Ausgewählter Auszug |
Inhalt des Artikels:
- Verfassungsrechtliche Bedenken
- Rund 20 Millionen Ukrainer leben im Ausland
- Schnellere Einbürgerung für ausländische Kämpfer
- Und die Russen?
Noch während des Präsidentschaftswahlkampfes 2019 hat Wolodymyr Selenskyj versprochen, die vorher im ukrainischen Recht nicht vorgesehene doppelte Staatsbürgerschaft zu erlauben. Schon damals war die Idee dahinter, die große ukrainische Diaspora im Ausland dadurch zumindest teilweise an die Ukraine zu binden.
Ende 2021 hat der Präsident zum ersten Mal einen entsprechenden Gesetzentwurf ins Parlament eingebracht. Die Auslandsukrainer und -ukrainerinnen sollten sich laut dem Präsidenten nicht nur als "Menschen ukrainischer Herkunft" fühlen, sondern ukrainische Staatsbürger sein. Zuvor mussten sie in der Regel ihren Pass abgeben, um eine andere Staatsbürgerschaft zu erlangen.

Bereitgestellte Daten |
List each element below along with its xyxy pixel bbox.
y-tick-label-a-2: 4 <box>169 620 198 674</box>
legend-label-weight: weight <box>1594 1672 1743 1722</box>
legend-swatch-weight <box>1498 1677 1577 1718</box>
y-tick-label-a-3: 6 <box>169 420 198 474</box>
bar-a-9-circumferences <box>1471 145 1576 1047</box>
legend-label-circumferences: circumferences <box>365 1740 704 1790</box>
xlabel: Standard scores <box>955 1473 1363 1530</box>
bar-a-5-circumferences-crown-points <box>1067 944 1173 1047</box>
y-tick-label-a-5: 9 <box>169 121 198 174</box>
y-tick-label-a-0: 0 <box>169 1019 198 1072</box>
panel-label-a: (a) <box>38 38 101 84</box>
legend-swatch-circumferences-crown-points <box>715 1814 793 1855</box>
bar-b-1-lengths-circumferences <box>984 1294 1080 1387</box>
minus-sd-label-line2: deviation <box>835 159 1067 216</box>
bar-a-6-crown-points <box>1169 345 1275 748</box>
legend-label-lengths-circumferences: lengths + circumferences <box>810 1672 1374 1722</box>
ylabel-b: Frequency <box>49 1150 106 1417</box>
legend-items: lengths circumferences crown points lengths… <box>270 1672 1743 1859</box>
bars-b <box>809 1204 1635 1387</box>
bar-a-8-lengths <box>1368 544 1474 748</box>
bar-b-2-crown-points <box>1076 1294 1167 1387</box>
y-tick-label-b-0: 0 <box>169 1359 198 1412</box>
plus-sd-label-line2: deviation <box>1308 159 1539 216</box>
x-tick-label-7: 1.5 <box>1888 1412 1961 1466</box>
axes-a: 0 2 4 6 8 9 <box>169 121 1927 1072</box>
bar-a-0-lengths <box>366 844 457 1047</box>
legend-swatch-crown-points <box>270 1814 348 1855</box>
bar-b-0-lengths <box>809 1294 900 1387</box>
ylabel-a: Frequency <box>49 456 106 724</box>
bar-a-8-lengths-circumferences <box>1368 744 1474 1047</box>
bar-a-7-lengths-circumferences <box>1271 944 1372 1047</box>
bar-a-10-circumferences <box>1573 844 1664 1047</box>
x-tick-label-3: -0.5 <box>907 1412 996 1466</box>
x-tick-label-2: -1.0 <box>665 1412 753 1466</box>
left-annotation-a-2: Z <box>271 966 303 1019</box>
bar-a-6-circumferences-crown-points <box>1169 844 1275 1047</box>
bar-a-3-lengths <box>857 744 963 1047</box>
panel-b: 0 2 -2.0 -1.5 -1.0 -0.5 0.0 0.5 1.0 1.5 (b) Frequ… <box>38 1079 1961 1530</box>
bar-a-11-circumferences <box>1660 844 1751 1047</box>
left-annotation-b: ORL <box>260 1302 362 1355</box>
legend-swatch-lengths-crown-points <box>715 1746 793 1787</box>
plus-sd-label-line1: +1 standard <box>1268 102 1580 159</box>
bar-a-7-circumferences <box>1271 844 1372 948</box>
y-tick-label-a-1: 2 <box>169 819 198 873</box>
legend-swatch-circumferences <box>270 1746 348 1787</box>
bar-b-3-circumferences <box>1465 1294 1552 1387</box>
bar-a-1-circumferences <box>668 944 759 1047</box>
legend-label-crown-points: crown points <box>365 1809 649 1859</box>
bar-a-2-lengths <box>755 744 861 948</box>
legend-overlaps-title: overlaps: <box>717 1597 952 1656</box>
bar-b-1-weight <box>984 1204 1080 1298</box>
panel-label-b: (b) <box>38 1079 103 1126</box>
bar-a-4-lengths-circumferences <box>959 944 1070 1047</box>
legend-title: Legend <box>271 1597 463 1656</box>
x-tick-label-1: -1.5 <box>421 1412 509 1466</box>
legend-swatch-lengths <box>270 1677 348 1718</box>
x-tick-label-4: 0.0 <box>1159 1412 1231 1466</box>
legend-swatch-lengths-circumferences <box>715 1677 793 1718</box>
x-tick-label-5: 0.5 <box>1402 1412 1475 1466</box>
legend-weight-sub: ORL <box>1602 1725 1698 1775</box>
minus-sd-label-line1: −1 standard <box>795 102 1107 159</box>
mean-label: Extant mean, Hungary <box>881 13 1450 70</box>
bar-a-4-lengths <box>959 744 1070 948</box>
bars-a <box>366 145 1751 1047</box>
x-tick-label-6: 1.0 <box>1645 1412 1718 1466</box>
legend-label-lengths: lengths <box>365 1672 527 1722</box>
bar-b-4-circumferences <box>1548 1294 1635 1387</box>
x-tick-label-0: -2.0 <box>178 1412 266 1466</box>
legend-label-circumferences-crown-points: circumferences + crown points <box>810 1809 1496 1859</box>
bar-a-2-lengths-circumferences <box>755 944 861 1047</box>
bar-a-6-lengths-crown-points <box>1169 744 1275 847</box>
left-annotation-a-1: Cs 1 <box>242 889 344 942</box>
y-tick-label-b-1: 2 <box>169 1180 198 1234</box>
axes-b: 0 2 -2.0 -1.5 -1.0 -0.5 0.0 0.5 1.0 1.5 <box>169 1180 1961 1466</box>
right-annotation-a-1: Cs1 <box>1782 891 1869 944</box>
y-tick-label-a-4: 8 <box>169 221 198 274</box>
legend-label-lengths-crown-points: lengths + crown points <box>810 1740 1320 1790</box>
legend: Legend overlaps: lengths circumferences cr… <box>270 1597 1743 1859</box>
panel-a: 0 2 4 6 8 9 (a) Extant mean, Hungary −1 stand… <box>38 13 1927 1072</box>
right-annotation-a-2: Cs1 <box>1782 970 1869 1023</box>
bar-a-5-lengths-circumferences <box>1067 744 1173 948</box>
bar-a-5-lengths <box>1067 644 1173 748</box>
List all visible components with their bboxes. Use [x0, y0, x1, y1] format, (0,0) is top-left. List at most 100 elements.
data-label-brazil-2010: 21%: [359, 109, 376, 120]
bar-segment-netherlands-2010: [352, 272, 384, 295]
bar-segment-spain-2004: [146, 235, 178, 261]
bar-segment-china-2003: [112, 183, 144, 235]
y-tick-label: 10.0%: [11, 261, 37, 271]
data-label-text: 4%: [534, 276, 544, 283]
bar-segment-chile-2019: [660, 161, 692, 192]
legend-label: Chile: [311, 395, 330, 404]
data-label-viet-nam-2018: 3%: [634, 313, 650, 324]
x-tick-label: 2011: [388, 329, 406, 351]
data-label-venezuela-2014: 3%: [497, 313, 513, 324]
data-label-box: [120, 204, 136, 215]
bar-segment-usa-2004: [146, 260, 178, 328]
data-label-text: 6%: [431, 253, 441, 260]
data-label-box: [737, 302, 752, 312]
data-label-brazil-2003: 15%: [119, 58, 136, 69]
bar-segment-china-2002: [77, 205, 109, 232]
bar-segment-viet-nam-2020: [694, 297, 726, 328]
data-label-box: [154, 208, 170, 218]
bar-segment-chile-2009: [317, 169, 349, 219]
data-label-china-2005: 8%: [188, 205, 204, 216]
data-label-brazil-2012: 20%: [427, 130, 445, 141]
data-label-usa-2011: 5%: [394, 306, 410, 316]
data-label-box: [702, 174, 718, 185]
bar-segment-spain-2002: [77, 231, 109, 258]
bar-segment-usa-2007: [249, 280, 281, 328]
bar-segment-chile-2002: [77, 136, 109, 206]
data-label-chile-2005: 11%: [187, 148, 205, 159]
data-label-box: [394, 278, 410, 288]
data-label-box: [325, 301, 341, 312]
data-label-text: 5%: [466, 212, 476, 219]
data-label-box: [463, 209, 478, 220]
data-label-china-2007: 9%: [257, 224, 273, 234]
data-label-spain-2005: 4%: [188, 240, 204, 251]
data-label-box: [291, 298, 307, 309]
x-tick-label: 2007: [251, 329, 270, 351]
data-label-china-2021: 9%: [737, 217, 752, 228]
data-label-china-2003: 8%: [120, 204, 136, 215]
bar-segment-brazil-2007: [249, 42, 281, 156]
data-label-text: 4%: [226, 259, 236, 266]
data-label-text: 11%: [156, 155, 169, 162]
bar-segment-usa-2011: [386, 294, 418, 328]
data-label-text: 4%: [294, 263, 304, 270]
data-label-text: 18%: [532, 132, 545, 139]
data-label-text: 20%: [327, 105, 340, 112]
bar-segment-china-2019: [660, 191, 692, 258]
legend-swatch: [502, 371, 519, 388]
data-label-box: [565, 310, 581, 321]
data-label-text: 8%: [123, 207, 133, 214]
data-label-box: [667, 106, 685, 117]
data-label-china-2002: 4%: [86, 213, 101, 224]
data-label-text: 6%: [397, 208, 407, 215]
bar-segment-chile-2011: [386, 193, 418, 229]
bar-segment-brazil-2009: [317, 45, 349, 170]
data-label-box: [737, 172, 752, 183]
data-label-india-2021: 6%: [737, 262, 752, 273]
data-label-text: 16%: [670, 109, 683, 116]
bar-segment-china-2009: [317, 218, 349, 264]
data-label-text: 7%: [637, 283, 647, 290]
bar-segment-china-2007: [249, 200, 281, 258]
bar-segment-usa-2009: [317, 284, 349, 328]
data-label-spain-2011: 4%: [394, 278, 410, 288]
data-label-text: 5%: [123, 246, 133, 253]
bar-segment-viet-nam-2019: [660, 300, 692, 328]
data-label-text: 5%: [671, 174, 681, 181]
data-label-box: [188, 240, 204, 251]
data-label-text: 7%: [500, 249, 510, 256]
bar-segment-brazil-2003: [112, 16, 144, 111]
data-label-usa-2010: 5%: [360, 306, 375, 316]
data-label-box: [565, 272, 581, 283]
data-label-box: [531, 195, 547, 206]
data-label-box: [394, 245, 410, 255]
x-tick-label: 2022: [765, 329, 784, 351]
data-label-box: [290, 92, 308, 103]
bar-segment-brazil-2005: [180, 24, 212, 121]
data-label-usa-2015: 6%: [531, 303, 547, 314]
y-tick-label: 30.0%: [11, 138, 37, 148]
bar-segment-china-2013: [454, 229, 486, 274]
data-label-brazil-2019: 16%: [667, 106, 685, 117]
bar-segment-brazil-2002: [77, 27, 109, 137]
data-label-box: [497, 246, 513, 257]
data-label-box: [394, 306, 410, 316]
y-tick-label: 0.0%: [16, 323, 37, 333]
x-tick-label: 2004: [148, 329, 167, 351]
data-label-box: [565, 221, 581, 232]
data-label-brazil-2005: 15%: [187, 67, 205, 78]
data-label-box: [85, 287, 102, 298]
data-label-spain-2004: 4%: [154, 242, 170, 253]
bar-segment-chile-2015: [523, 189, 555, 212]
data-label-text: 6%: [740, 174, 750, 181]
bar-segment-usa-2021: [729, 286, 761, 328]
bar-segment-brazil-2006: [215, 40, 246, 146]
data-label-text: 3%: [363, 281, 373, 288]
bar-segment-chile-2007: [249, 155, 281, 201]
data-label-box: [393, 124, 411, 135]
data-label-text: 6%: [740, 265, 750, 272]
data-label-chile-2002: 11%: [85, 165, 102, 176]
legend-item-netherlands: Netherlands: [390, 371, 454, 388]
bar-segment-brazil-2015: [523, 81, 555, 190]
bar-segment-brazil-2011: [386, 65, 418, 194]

Aufgabenstellung |
Beantworte diese Fragen zum Auszug über die doppelte Staatsbürgerschaft in der Ukraine:
1. In welchem Wahlkampf versprach Selenskyj, die doppelte Staatsbürgerschaft zu erlauben?
2. Wann brachte der Präsident erstmals einen entsprechenden Gesetzentwurf ins Parlament ein?
3. Was mussten Auslandsukrainer zuvor in der Regel tun, um eine andere Staatsbürgerschaft zu erlangen?
Die Zeilen werden für die Bearbeitung nicht benötigt.

Lösung |
1. Im Präsidentschaftswahlkampf 2019.
2. Ende 2021.
3. Sie mussten ihren Pass abgeben.